> _What you need to do_:
Print all of the lines exactly. Any picture among them stays out.

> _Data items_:
------------------------------------------------------------

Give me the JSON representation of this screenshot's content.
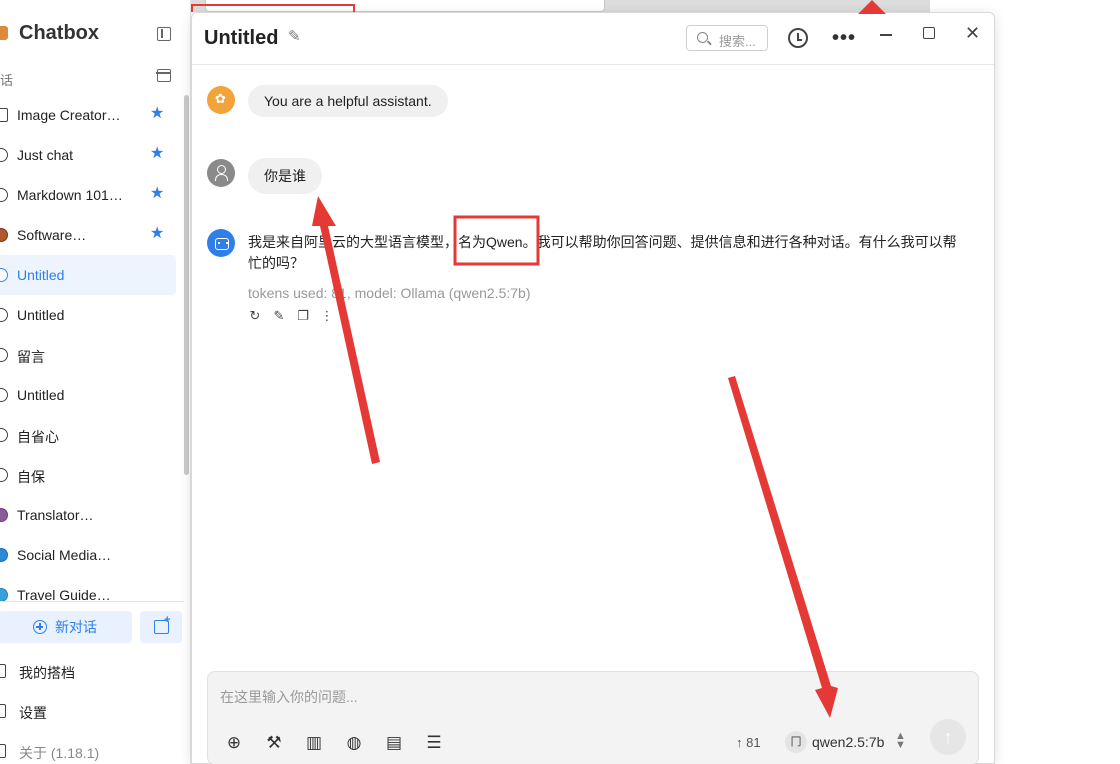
{
  "sidebar": {
    "app_title": "Chatbox",
    "section_label": "话",
    "sessions": [
      {
        "label": "Image Creator…",
        "starred": true
      },
      {
        "label": "Just chat",
        "starred": true
      },
      {
        "label": "Markdown 101…",
        "starred": true
      },
      {
        "label": "Software…",
        "starred": true
      },
      {
        "label": "Untitled",
        "starred": false,
        "active": true
      },
      {
        "label": "Untitled",
        "starred": false
      },
      {
        "label": "留言",
        "starred": false
      },
      {
        "label": "Untitled",
        "starred": false
      },
      {
        "label": "自省心",
        "starred": false
      },
      {
        "label": "自保",
        "starred": false
      },
      {
        "label": "Translator…",
        "starred": false
      },
      {
        "label": "Social Media…",
        "starred": false
      },
      {
        "label": "Travel Guide…",
        "starred": false
      }
    ],
    "new_chat_label": "新对话",
    "my_partners_label": "我的搭档",
    "settings_label": "设置",
    "about_label": "关于 (1.18.1)"
  },
  "header": {
    "title": "Untitled",
    "search_placeholder": "搜索..."
  },
  "messages": {
    "system": "You are a helpful assistant.",
    "user": "你是谁",
    "assistant": "我是来自阿里云的大型语言模型，名为Qwen。我可以帮助你回答问题、提供信息和进行各种对话。有什么我可以帮忙的吗？",
    "meta": "tokens used: 81, model: Ollama (qwen2.5:7b)"
  },
  "composer": {
    "placeholder": "在这里输入你的问题...",
    "token_count": "↑ 81",
    "model": "qwen2.5:7b"
  },
  "colors": {
    "accent": "#2f7fe8",
    "annotation": "#e53935"
  }
}
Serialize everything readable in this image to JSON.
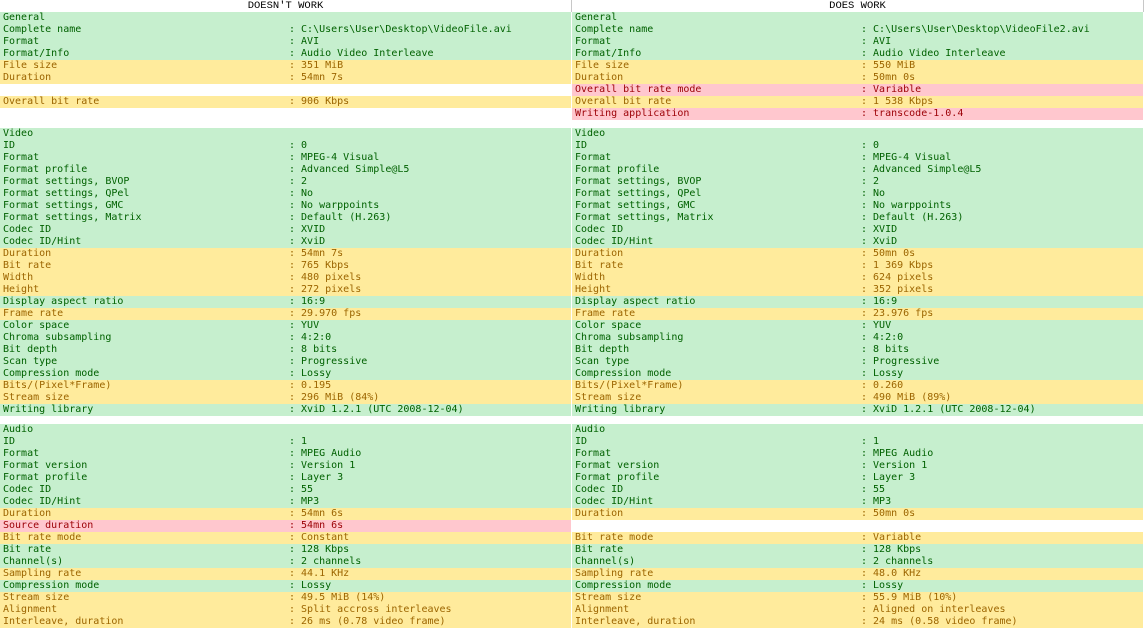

------------------------------------------------------------

> _Answer to the problem_:
Give me the JSON representation of this screenshot's content.
{
  "sidebar": {
    "app_title": "Chatbox",
    "section_label": "话",
    "sessions": [
      {
        "label": "Image Creator…",
        "starred": true
      },
      {
        "label": "Just chat",
        "starred": true
      },
      {
        "label": "Markdown 101…",
        "starred": true
      },
      {
        "label": "Software…",
        "starred": true
      },
      {
        "label": "Untitled",
        "starred": false,
        "active": true
      },
      {
        "label": "Untitled",
        "starred": false
      },
      {
        "label": "留言",
        "starred": false
      },
      {
        "label": "Untitled",
        "starred": false
      },
      {
        "label": "自省心",
        "starred": false
      },
      {
        "label": "自保",
        "starred": false
      },
      {
        "label": "Translator…",
        "starred": false
      },
      {
        "label": "Social Media…",
        "starred": false
      },
      {
        "label": "Travel Guide…",
        "starred": false
      }
    ],
    "new_chat_label": "新对话",
    "my_partners_label": "我的搭档",
    "settings_label": "设置",
    "about_label": "关于 (1.18.1)"
  },
  "header": {
    "title": "Untitled",
    "search_placeholder": "搜索..."
  },
  "messages": {
    "system": "You are a helpful assistant.",
    "user": "你是谁",
    "assistant": "我是来自阿里云的大型语言模型，名为Qwen。我可以帮助你回答问题、提供信息和进行各种对话。有什么我可以帮忙的吗？",
    "meta": "tokens used: 81, model: Ollama (qwen2.5:7b)"
  },
  "composer": {
    "placeholder": "在这里输入你的问题...",
    "token_count": "↑ 81",
    "model": "qwen2.5:7b"
  },
  "colors": {
    "accent": "#2f7fe8",
    "annotation": "#e53935"
  }
}
Serialize everything readable in this image to JSON.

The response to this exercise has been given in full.